* What is required
Each line below must be set down exactly; omit any image you find.

* Input for this task
↓↓↓
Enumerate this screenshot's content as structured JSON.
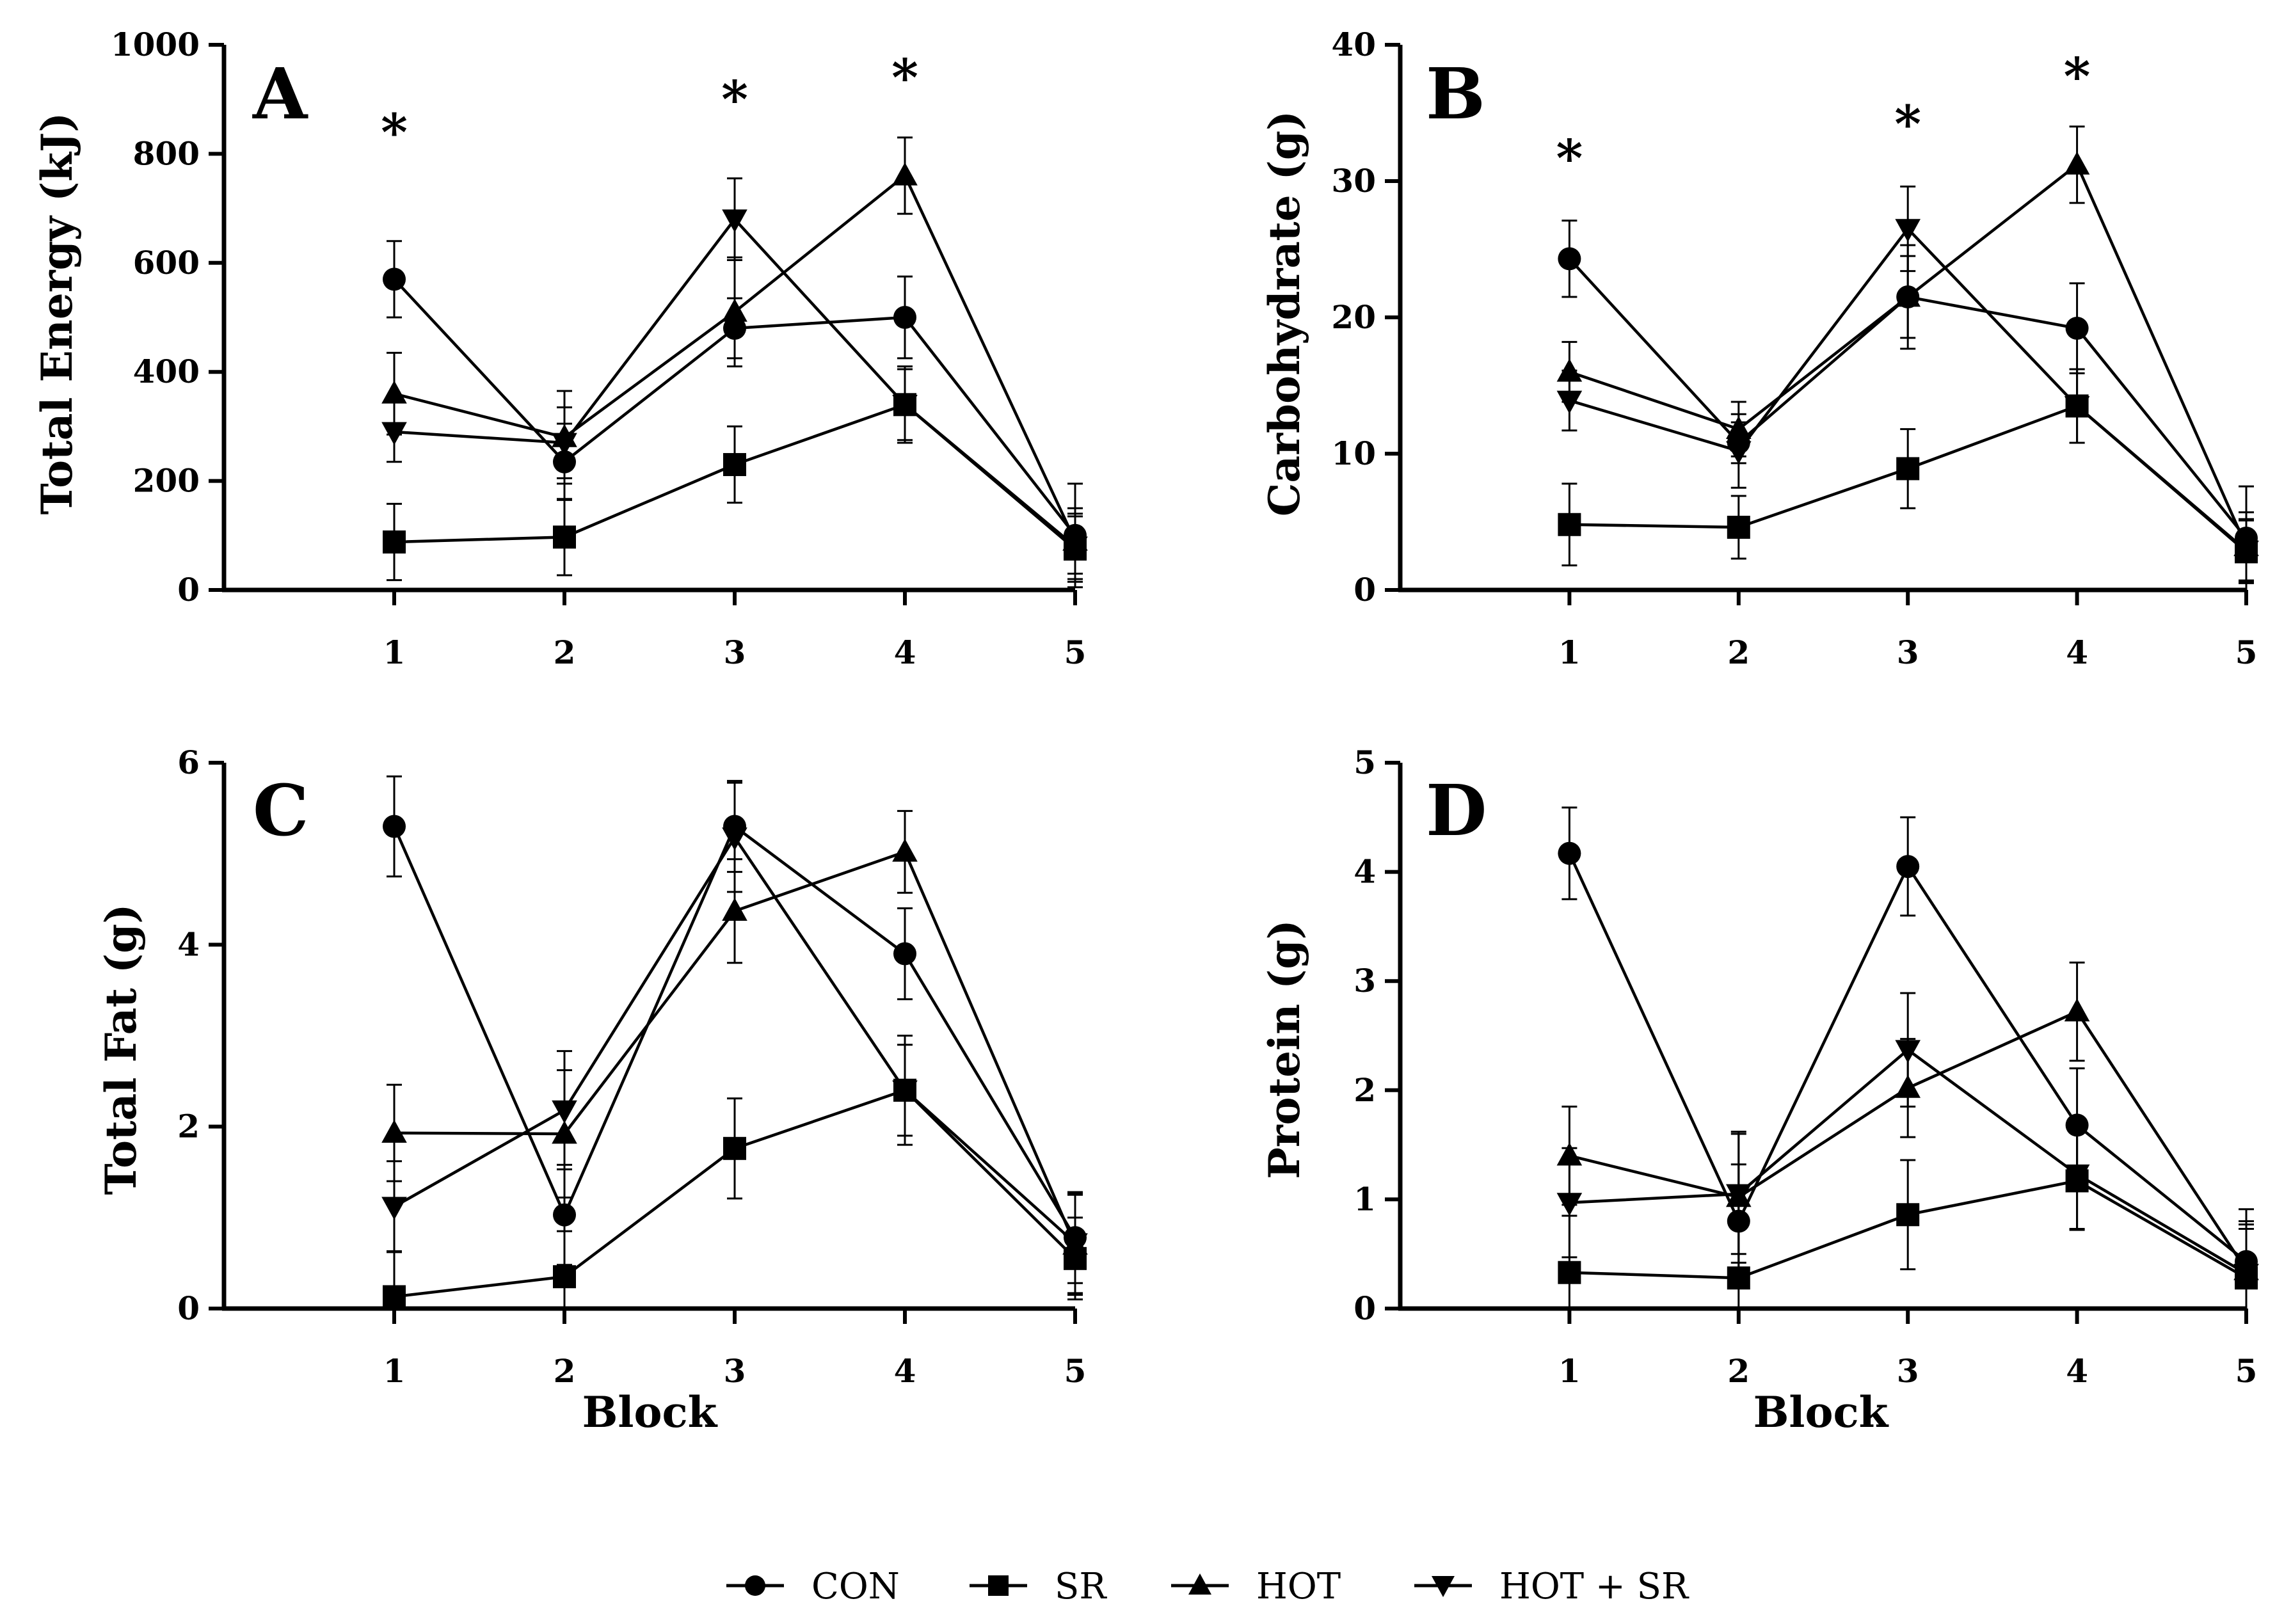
{
  "figure": {
    "series_names": [
      "CON",
      "SR",
      "HOT",
      "HOT + SR"
    ],
    "series_markers": [
      "circle",
      "square",
      "triangle-up",
      "triangle-down"
    ],
    "colors": {
      "line": "#000000",
      "background": "#ffffff"
    }
  },
  "chart_data": [
    {
      "type": "line",
      "panel": "A",
      "title": "",
      "xlabel": "",
      "ylabel": "Total Energy (kJ)",
      "x": [
        1,
        2,
        3,
        4,
        5
      ],
      "xticks": [
        "1",
        "2",
        "3",
        "4",
        "5"
      ],
      "xlim": [
        0,
        5
      ],
      "ylim": [
        0,
        1000
      ],
      "yticks": [
        "0",
        "200",
        "400",
        "600",
        "800",
        "1000"
      ],
      "significance": [
        {
          "x": 1,
          "y": 860,
          "label": "*"
        },
        {
          "x": 3,
          "y": 920,
          "label": "*"
        },
        {
          "x": 4,
          "y": 960,
          "label": "*"
        }
      ],
      "series": [
        {
          "name": "CON",
          "values": [
            570,
            235,
            480,
            500,
            100
          ],
          "errors": [
            70,
            70,
            55,
            75,
            95
          ]
        },
        {
          "name": "SR",
          "values": [
            88,
            97,
            230,
            340,
            75
          ],
          "errors": [
            70,
            70,
            70,
            65,
            60
          ]
        },
        {
          "name": "HOT",
          "values": [
            360,
            280,
            510,
            760,
            90
          ],
          "errors": [
            75,
            85,
            100,
            70,
            60
          ]
        },
        {
          "name": "HOT + SR",
          "values": [
            290,
            270,
            680,
            340,
            80
          ],
          "errors": [
            55,
            65,
            75,
            70,
            60
          ]
        }
      ]
    },
    {
      "type": "line",
      "panel": "B",
      "title": "",
      "xlabel": "",
      "ylabel": "Carbohydrate (g)",
      "x": [
        1,
        2,
        3,
        4,
        5
      ],
      "xticks": [
        "1",
        "2",
        "3",
        "4",
        "5"
      ],
      "xlim": [
        0,
        5
      ],
      "ylim": [
        0,
        40
      ],
      "yticks": [
        "0",
        "10",
        "20",
        "30",
        "40"
      ],
      "significance": [
        {
          "x": 1,
          "y": 32.5,
          "label": "*"
        },
        {
          "x": 3,
          "y": 35,
          "label": "*"
        },
        {
          "x": 4,
          "y": 38.5,
          "label": "*"
        }
      ],
      "series": [
        {
          "name": "CON",
          "values": [
            24.3,
            10.8,
            21.5,
            19.2,
            3.8
          ],
          "errors": [
            2.8,
            1.5,
            3.0,
            3.3,
            3.8
          ]
        },
        {
          "name": "SR",
          "values": [
            4.8,
            4.6,
            8.9,
            13.5,
            2.8
          ],
          "errors": [
            3.0,
            2.3,
            2.9,
            2.7,
            2.3
          ]
        },
        {
          "name": "HOT",
          "values": [
            16.0,
            11.8,
            21.5,
            31.2,
            3.2
          ],
          "errors": [
            2.2,
            2.0,
            3.8,
            2.8,
            2.5
          ]
        },
        {
          "name": "HOT + SR",
          "values": [
            13.9,
            10.2,
            26.5,
            13.5,
            2.9
          ],
          "errors": [
            2.2,
            2.7,
            3.1,
            2.7,
            2.3
          ]
        }
      ]
    },
    {
      "type": "line",
      "panel": "C",
      "title": "",
      "xlabel": "Block",
      "ylabel": "Total Fat (g)",
      "x": [
        1,
        2,
        3,
        4,
        5
      ],
      "xticks": [
        "1",
        "2",
        "3",
        "4",
        "5"
      ],
      "xlim": [
        0,
        5
      ],
      "ylim": [
        0,
        6
      ],
      "yticks": [
        "0",
        "2",
        "4",
        "6"
      ],
      "significance": [],
      "series": [
        {
          "name": "CON",
          "values": [
            5.3,
            1.03,
            5.3,
            3.9,
            0.78
          ],
          "errors": [
            0.55,
            0.55,
            0.5,
            0.5,
            0.5
          ]
        },
        {
          "name": "SR",
          "values": [
            0.13,
            0.35,
            1.76,
            2.4,
            0.55
          ],
          "errors": [
            0.5,
            0.5,
            0.55,
            0.6,
            0.45
          ]
        },
        {
          "name": "HOT",
          "values": [
            1.93,
            1.92,
            4.37,
            5.02,
            0.7
          ],
          "errors": [
            0.53,
            0.7,
            0.57,
            0.45,
            0.55
          ]
        },
        {
          "name": "HOT + SR",
          "values": [
            1.12,
            2.18,
            5.18,
            2.4,
            0.72
          ],
          "errors": [
            0.5,
            0.65,
            0.6,
            0.5,
            0.55
          ]
        }
      ]
    },
    {
      "type": "line",
      "panel": "D",
      "title": "",
      "xlabel": "Block",
      "ylabel": "Protein (g)",
      "x": [
        1,
        2,
        3,
        4,
        5
      ],
      "xticks": [
        "1",
        "2",
        "3",
        "4",
        "5"
      ],
      "xlim": [
        0,
        5
      ],
      "ylim": [
        0,
        5
      ],
      "yticks": [
        "0",
        "1",
        "2",
        "3",
        "4",
        "5"
      ],
      "significance": [],
      "series": [
        {
          "name": "CON",
          "values": [
            4.17,
            0.8,
            4.05,
            1.68,
            0.43
          ],
          "errors": [
            0.42,
            0.52,
            0.45,
            0.52,
            0.48
          ]
        },
        {
          "name": "SR",
          "values": [
            0.33,
            0.28,
            0.86,
            1.17,
            0.28
          ],
          "errors": [
            0.52,
            0.5,
            0.5,
            0.45,
            0.45
          ]
        },
        {
          "name": "HOT",
          "values": [
            1.4,
            1.02,
            2.02,
            2.72,
            0.35
          ],
          "errors": [
            0.45,
            0.6,
            0.45,
            0.45,
            0.45
          ]
        },
        {
          "name": "HOT + SR",
          "values": [
            0.97,
            1.05,
            2.37,
            1.23,
            0.32
          ],
          "errors": [
            0.5,
            0.55,
            0.52,
            0.5,
            0.45
          ]
        }
      ]
    }
  ]
}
↑↑↑
* Exercise response
Enumerate this screenshot's content as structured JSON.
{
  "figure": {
    "series_names": [
      "CON",
      "SR",
      "HOT",
      "HOT + SR"
    ],
    "series_markers": [
      "circle",
      "square",
      "triangle-up",
      "triangle-down"
    ],
    "colors": {
      "line": "#000000",
      "background": "#ffffff"
    }
  },
  "chart_data": [
    {
      "type": "line",
      "panel": "A",
      "title": "",
      "xlabel": "",
      "ylabel": "Total Energy (kJ)",
      "x": [
        1,
        2,
        3,
        4,
        5
      ],
      "xticks": [
        "1",
        "2",
        "3",
        "4",
        "5"
      ],
      "xlim": [
        0,
        5
      ],
      "ylim": [
        0,
        1000
      ],
      "yticks": [
        "0",
        "200",
        "400",
        "600",
        "800",
        "1000"
      ],
      "significance": [
        {
          "x": 1,
          "y": 860,
          "label": "*"
        },
        {
          "x": 3,
          "y": 920,
          "label": "*"
        },
        {
          "x": 4,
          "y": 960,
          "label": "*"
        }
      ],
      "series": [
        {
          "name": "CON",
          "values": [
            570,
            235,
            480,
            500,
            100
          ],
          "errors": [
            70,
            70,
            55,
            75,
            95
          ]
        },
        {
          "name": "SR",
          "values": [
            88,
            97,
            230,
            340,
            75
          ],
          "errors": [
            70,
            70,
            70,
            65,
            60
          ]
        },
        {
          "name": "HOT",
          "values": [
            360,
            280,
            510,
            760,
            90
          ],
          "errors": [
            75,
            85,
            100,
            70,
            60
          ]
        },
        {
          "name": "HOT + SR",
          "values": [
            290,
            270,
            680,
            340,
            80
          ],
          "errors": [
            55,
            65,
            75,
            70,
            60
          ]
        }
      ]
    },
    {
      "type": "line",
      "panel": "B",
      "title": "",
      "xlabel": "",
      "ylabel": "Carbohydrate (g)",
      "x": [
        1,
        2,
        3,
        4,
        5
      ],
      "xticks": [
        "1",
        "2",
        "3",
        "4",
        "5"
      ],
      "xlim": [
        0,
        5
      ],
      "ylim": [
        0,
        40
      ],
      "yticks": [
        "0",
        "10",
        "20",
        "30",
        "40"
      ],
      "significance": [
        {
          "x": 1,
          "y": 32.5,
          "label": "*"
        },
        {
          "x": 3,
          "y": 35,
          "label": "*"
        },
        {
          "x": 4,
          "y": 38.5,
          "label": "*"
        }
      ],
      "series": [
        {
          "name": "CON",
          "values": [
            24.3,
            10.8,
            21.5,
            19.2,
            3.8
          ],
          "errors": [
            2.8,
            1.5,
            3.0,
            3.3,
            3.8
          ]
        },
        {
          "name": "SR",
          "values": [
            4.8,
            4.6,
            8.9,
            13.5,
            2.8
          ],
          "errors": [
            3.0,
            2.3,
            2.9,
            2.7,
            2.3
          ]
        },
        {
          "name": "HOT",
          "values": [
            16.0,
            11.8,
            21.5,
            31.2,
            3.2
          ],
          "errors": [
            2.2,
            2.0,
            3.8,
            2.8,
            2.5
          ]
        },
        {
          "name": "HOT + SR",
          "values": [
            13.9,
            10.2,
            26.5,
            13.5,
            2.9
          ],
          "errors": [
            2.2,
            2.7,
            3.1,
            2.7,
            2.3
          ]
        }
      ]
    },
    {
      "type": "line",
      "panel": "C",
      "title": "",
      "xlabel": "Block",
      "ylabel": "Total Fat (g)",
      "x": [
        1,
        2,
        3,
        4,
        5
      ],
      "xticks": [
        "1",
        "2",
        "3",
        "4",
        "5"
      ],
      "xlim": [
        0,
        5
      ],
      "ylim": [
        0,
        6
      ],
      "yticks": [
        "0",
        "2",
        "4",
        "6"
      ],
      "significance": [],
      "series": [
        {
          "name": "CON",
          "values": [
            5.3,
            1.03,
            5.3,
            3.9,
            0.78
          ],
          "errors": [
            0.55,
            0.55,
            0.5,
            0.5,
            0.5
          ]
        },
        {
          "name": "SR",
          "values": [
            0.13,
            0.35,
            1.76,
            2.4,
            0.55
          ],
          "errors": [
            0.5,
            0.5,
            0.55,
            0.6,
            0.45
          ]
        },
        {
          "name": "HOT",
          "values": [
            1.93,
            1.92,
            4.37,
            5.02,
            0.7
          ],
          "errors": [
            0.53,
            0.7,
            0.57,
            0.45,
            0.55
          ]
        },
        {
          "name": "HOT + SR",
          "values": [
            1.12,
            2.18,
            5.18,
            2.4,
            0.72
          ],
          "errors": [
            0.5,
            0.65,
            0.6,
            0.5,
            0.55
          ]
        }
      ]
    },
    {
      "type": "line",
      "panel": "D",
      "title": "",
      "xlabel": "Block",
      "ylabel": "Protein (g)",
      "x": [
        1,
        2,
        3,
        4,
        5
      ],
      "xticks": [
        "1",
        "2",
        "3",
        "4",
        "5"
      ],
      "xlim": [
        0,
        5
      ],
      "ylim": [
        0,
        5
      ],
      "yticks": [
        "0",
        "1",
        "2",
        "3",
        "4",
        "5"
      ],
      "significance": [],
      "series": [
        {
          "name": "CON",
          "values": [
            4.17,
            0.8,
            4.05,
            1.68,
            0.43
          ],
          "errors": [
            0.42,
            0.52,
            0.45,
            0.52,
            0.48
          ]
        },
        {
          "name": "SR",
          "values": [
            0.33,
            0.28,
            0.86,
            1.17,
            0.28
          ],
          "errors": [
            0.52,
            0.5,
            0.5,
            0.45,
            0.45
          ]
        },
        {
          "name": "HOT",
          "values": [
            1.4,
            1.02,
            2.02,
            2.72,
            0.35
          ],
          "errors": [
            0.45,
            0.6,
            0.45,
            0.45,
            0.45
          ]
        },
        {
          "name": "HOT + SR",
          "values": [
            0.97,
            1.05,
            2.37,
            1.23,
            0.32
          ],
          "errors": [
            0.5,
            0.55,
            0.52,
            0.5,
            0.45
          ]
        }
      ]
    }
  ]
}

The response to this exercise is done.